> Data to use
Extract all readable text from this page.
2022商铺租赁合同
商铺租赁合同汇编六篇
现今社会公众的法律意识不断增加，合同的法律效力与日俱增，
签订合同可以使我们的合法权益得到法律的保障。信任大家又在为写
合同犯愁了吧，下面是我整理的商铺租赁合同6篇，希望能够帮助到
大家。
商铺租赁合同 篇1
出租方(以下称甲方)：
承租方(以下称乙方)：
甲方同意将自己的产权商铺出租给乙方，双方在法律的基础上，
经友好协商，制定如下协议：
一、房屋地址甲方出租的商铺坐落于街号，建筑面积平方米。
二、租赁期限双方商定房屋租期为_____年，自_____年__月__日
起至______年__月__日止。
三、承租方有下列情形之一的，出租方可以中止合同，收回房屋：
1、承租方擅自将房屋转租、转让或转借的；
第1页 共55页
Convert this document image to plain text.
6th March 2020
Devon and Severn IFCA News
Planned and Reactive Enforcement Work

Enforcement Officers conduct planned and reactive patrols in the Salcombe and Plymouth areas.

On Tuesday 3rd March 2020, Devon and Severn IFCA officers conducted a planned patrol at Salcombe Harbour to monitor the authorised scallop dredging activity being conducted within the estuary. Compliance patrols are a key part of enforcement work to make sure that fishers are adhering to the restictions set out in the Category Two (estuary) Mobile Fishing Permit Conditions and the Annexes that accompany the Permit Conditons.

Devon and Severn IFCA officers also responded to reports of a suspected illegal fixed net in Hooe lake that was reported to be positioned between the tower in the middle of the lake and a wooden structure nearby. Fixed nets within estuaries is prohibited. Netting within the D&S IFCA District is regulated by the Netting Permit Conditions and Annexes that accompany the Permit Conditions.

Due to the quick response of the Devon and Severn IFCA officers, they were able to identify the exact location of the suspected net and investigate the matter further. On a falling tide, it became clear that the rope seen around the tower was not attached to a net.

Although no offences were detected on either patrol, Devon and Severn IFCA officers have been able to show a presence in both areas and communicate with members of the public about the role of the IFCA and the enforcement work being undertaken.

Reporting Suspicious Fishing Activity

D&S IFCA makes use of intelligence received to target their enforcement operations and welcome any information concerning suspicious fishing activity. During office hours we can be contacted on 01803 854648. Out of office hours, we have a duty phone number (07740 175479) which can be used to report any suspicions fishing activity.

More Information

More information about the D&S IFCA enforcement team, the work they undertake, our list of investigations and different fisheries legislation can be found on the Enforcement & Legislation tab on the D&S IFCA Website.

> To do
Identify the lines of the entries containing the string "this". Copy each such line.

> Expected output
Extract all readable text from this page.
Convert this document image to plain text.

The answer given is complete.